Start Data to process
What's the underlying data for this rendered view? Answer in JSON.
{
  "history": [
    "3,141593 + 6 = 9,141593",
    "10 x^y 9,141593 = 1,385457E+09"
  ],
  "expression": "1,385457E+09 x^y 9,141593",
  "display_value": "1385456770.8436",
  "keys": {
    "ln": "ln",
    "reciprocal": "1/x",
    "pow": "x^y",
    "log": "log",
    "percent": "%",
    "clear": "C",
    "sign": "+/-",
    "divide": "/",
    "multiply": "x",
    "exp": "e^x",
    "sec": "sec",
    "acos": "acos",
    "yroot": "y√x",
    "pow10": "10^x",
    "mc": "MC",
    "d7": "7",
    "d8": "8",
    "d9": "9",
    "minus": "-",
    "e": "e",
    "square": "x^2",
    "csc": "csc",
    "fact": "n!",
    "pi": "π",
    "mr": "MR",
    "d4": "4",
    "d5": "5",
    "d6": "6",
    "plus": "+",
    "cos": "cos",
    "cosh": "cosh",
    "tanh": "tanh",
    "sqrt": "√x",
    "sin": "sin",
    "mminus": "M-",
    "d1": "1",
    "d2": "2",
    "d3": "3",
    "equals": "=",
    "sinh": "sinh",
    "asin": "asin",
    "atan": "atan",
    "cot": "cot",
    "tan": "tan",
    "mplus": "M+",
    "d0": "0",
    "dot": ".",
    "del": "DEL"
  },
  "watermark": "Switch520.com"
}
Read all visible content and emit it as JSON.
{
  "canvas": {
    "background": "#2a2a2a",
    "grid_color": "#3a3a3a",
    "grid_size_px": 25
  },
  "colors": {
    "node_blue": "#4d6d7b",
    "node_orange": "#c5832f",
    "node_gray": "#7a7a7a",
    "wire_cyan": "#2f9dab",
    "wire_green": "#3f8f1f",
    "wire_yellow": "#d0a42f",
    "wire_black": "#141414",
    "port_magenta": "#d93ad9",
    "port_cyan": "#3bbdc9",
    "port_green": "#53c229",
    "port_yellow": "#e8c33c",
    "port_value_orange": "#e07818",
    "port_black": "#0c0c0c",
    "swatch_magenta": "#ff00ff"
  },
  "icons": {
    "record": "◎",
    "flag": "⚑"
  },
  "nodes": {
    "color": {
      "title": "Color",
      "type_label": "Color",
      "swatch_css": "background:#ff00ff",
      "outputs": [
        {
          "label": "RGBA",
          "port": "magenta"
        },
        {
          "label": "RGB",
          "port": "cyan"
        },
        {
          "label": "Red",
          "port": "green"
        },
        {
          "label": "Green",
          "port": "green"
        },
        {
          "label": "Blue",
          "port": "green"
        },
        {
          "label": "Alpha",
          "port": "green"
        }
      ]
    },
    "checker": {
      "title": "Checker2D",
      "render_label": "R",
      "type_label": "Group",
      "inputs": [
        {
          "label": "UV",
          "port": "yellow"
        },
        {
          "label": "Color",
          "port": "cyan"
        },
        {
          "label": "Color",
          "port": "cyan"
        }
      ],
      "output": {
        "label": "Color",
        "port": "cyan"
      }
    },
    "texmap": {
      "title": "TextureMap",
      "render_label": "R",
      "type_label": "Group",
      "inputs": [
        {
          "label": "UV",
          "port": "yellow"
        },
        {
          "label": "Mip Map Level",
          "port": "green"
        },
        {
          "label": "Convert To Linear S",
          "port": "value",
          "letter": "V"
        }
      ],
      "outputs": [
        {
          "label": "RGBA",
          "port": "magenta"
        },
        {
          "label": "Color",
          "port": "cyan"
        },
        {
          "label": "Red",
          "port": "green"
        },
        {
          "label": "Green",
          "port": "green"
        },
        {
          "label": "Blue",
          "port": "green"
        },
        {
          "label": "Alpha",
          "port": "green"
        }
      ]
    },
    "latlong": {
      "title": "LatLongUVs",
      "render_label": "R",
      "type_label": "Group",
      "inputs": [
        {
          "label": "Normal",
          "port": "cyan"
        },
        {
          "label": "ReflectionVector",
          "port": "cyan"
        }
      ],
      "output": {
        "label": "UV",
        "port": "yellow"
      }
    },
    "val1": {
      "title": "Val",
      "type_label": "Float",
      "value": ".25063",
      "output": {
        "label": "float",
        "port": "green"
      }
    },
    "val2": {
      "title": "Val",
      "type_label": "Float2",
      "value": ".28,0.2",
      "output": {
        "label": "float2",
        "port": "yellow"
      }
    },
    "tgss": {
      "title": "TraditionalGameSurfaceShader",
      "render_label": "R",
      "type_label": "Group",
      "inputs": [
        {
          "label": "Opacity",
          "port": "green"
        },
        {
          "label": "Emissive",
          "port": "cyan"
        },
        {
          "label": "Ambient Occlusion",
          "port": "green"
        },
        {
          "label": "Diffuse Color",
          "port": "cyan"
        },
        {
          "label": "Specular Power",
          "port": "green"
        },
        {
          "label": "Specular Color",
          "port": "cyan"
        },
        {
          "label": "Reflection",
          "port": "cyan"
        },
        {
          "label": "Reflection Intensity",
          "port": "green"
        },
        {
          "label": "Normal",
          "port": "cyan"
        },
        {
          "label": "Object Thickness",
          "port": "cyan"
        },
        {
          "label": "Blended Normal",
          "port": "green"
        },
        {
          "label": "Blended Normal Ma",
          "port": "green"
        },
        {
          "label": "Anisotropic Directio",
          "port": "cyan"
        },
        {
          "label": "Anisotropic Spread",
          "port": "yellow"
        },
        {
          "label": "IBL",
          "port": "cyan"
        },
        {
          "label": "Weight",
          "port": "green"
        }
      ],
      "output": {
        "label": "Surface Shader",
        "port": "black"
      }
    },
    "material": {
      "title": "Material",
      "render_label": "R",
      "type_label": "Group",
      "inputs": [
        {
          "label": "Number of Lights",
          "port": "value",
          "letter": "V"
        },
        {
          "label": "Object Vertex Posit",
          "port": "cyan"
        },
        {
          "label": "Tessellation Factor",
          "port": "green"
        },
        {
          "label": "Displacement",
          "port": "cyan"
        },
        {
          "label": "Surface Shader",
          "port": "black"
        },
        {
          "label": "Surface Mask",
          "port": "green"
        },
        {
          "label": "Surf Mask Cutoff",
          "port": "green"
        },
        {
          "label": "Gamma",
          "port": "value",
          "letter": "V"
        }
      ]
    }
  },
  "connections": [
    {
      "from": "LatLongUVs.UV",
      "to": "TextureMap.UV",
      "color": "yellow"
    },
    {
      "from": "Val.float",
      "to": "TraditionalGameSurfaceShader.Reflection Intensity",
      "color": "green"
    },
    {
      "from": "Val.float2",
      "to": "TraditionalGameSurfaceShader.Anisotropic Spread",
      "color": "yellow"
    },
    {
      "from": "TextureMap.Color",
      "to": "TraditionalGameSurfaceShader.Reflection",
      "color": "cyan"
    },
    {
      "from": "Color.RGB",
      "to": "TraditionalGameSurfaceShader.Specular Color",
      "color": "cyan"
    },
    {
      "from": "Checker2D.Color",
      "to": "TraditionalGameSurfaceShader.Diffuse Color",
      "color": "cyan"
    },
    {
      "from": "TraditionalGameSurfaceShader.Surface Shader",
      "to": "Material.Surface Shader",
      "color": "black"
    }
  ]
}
End Data to process
> [Instructions to follow]: Nothing should be left out: repeat all of the data exactly.

> [Reply to the exercise]:
What's the underlying data for this rendered view? Answer in JSON.
{
  "history": [
    "3,141593 + 6 = 9,141593",
    "10 x^y 9,141593 = 1,385457E+09"
  ],
  "expression": "1,385457E+09 x^y 9,141593",
  "display_value": "1385456770.8436",
  "keys": {
    "ln": "ln",
    "reciprocal": "1/x",
    "pow": "x^y",
    "log": "log",
    "percent": "%",
    "clear": "C",
    "sign": "+/-",
    "divide": "/",
    "multiply": "x",
    "exp": "e^x",
    "sec": "sec",
    "acos": "acos",
    "yroot": "y√x",
    "pow10": "10^x",
    "mc": "MC",
    "d7": "7",
    "d8": "8",
    "d9": "9",
    "minus": "-",
    "e": "e",
    "square": "x^2",
    "csc": "csc",
    "fact": "n!",
    "pi": "π",
    "mr": "MR",
    "d4": "4",
    "d5": "5",
    "d6": "6",
    "plus": "+",
    "cos": "cos",
    "cosh": "cosh",
    "tanh": "tanh",
    "sqrt": "√x",
    "sin": "sin",
    "mminus": "M-",
    "d1": "1",
    "d2": "2",
    "d3": "3",
    "equals": "=",
    "sinh": "sinh",
    "asin": "asin",
    "atan": "atan",
    "cot": "cot",
    "tan": "tan",
    "mplus": "M+",
    "d0": "0",
    "dot": ".",
    "del": "DEL"
  },
  "watermark": "Switch520.com"
}
Read all visible content and emit it as JSON.
{
  "canvas": {
    "background": "#2a2a2a",
    "grid_color": "#3a3a3a",
    "grid_size_px": 25
  },
  "colors": {
    "node_blue": "#4d6d7b",
    "node_orange": "#c5832f",
    "node_gray": "#7a7a7a",
    "wire_cyan": "#2f9dab",
    "wire_green": "#3f8f1f",
    "wire_yellow": "#d0a42f",
    "wire_black": "#141414",
    "port_magenta": "#d93ad9",
    "port_cyan": "#3bbdc9",
    "port_green": "#53c229",
    "port_yellow": "#e8c33c",
    "port_value_orange": "#e07818",
    "port_black": "#0c0c0c",
    "swatch_magenta": "#ff00ff"
  },
  "icons": {
    "record": "◎",
    "flag": "⚑"
  },
  "nodes": {
    "color": {
      "title": "Color",
      "type_label": "Color",
      "swatch_css": "background:#ff00ff",
      "outputs": [
        {
          "label": "RGBA",
          "port": "magenta"
        },
        {
          "label": "RGB",
          "port": "cyan"
        },
        {
          "label": "Red",
          "port": "green"
        },
        {
          "label": "Green",
          "port": "green"
        },
        {
          "label": "Blue",
          "port": "green"
        },
        {
          "label": "Alpha",
          "port": "green"
        }
      ]
    },
    "checker": {
      "title": "Checker2D",
      "render_label": "R",
      "type_label": "Group",
      "inputs": [
        {
          "label": "UV",
          "port": "yellow"
        },
        {
          "label": "Color",
          "port": "cyan"
        },
        {
          "label": "Color",
          "port": "cyan"
        }
      ],
      "output": {
        "label": "Color",
        "port": "cyan"
      }
    },
    "texmap": {
      "title": "TextureMap",
      "render_label": "R",
      "type_label": "Group",
      "inputs": [
        {
          "label": "UV",
          "port": "yellow"
        },
        {
          "label": "Mip Map Level",
          "port": "green"
        },
        {
          "label": "Convert To Linear S",
          "port": "value",
          "letter": "V"
        }
      ],
      "outputs": [
        {
          "label": "RGBA",
          "port": "magenta"
        },
        {
          "label": "Color",
          "port": "cyan"
        },
        {
          "label": "Red",
          "port": "green"
        },
        {
          "label": "Green",
          "port": "green"
        },
        {
          "label": "Blue",
          "port": "green"
        },
        {
          "label": "Alpha",
          "port": "green"
        }
      ]
    },
    "latlong": {
      "title": "LatLongUVs",
      "render_label": "R",
      "type_label": "Group",
      "inputs": [
        {
          "label": "Normal",
          "port": "cyan"
        },
        {
          "label": "ReflectionVector",
          "port": "cyan"
        }
      ],
      "output": {
        "label": "UV",
        "port": "yellow"
      }
    },
    "val1": {
      "title": "Val",
      "type_label": "Float",
      "value": ".25063",
      "output": {
        "label": "float",
        "port": "green"
      }
    },
    "val2": {
      "title": "Val",
      "type_label": "Float2",
      "value": ".28,0.2",
      "output": {
        "label": "float2",
        "port": "yellow"
      }
    },
    "tgss": {
      "title": "TraditionalGameSurfaceShader",
      "render_label": "R",
      "type_label": "Group",
      "inputs": [
        {
          "label": "Opacity",
          "port": "green"
        },
        {
          "label": "Emissive",
          "port": "cyan"
        },
        {
          "label": "Ambient Occlusion",
          "port": "green"
        },
        {
          "label": "Diffuse Color",
          "port": "cyan"
        },
        {
          "label": "Specular Power",
          "port": "green"
        },
        {
          "label": "Specular Color",
          "port": "cyan"
        },
        {
          "label": "Reflection",
          "port": "cyan"
        },
        {
          "label": "Reflection Intensity",
          "port": "green"
        },
        {
          "label": "Normal",
          "port": "cyan"
        },
        {
          "label": "Object Thickness",
          "port": "cyan"
        },
        {
          "label": "Blended Normal",
          "port": "green"
        },
        {
          "label": "Blended Normal Ma",
          "port": "green"
        },
        {
          "label": "Anisotropic Directio",
          "port": "cyan"
        },
        {
          "label": "Anisotropic Spread",
          "port": "yellow"
        },
        {
          "label": "IBL",
          "port": "cyan"
        },
        {
          "label": "Weight",
          "port": "green"
        }
      ],
      "output": {
        "label": "Surface Shader",
        "port": "black"
      }
    },
    "material": {
      "title": "Material",
      "render_label": "R",
      "type_label": "Group",
      "inputs": [
        {
          "label": "Number of Lights",
          "port": "value",
          "letter": "V"
        },
        {
          "label": "Object Vertex Posit",
          "port": "cyan"
        },
        {
          "label": "Tessellation Factor",
          "port": "green"
        },
        {
          "label": "Displacement",
          "port": "cyan"
        },
        {
          "label": "Surface Shader",
          "port": "black"
        },
        {
          "label": "Surface Mask",
          "port": "green"
        },
        {
          "label": "Surf Mask Cutoff",
          "port": "green"
        },
        {
          "label": "Gamma",
          "port": "value",
          "letter": "V"
        }
      ]
    }
  },
  "connections": [
    {
      "from": "LatLongUVs.UV",
      "to": "TextureMap.UV",
      "color": "yellow"
    },
    {
      "from": "Val.float",
      "to": "TraditionalGameSurfaceShader.Reflection Intensity",
      "color": "green"
    },
    {
      "from": "Val.float2",
      "to": "TraditionalGameSurfaceShader.Anisotropic Spread",
      "color": "yellow"
    },
    {
      "from": "TextureMap.Color",
      "to": "TraditionalGameSurfaceShader.Reflection",
      "color": "cyan"
    },
    {
      "from": "Color.RGB",
      "to": "TraditionalGameSurfaceShader.Specular Color",
      "color": "cyan"
    },
    {
      "from": "Checker2D.Color",
      "to": "TraditionalGameSurfaceShader.Diffuse Color",
      "color": "cyan"
    },
    {
      "from": "TraditionalGameSurfaceShader.Surface Shader",
      "to": "Material.Surface Shader",
      "color": "black"
    }
  ]
}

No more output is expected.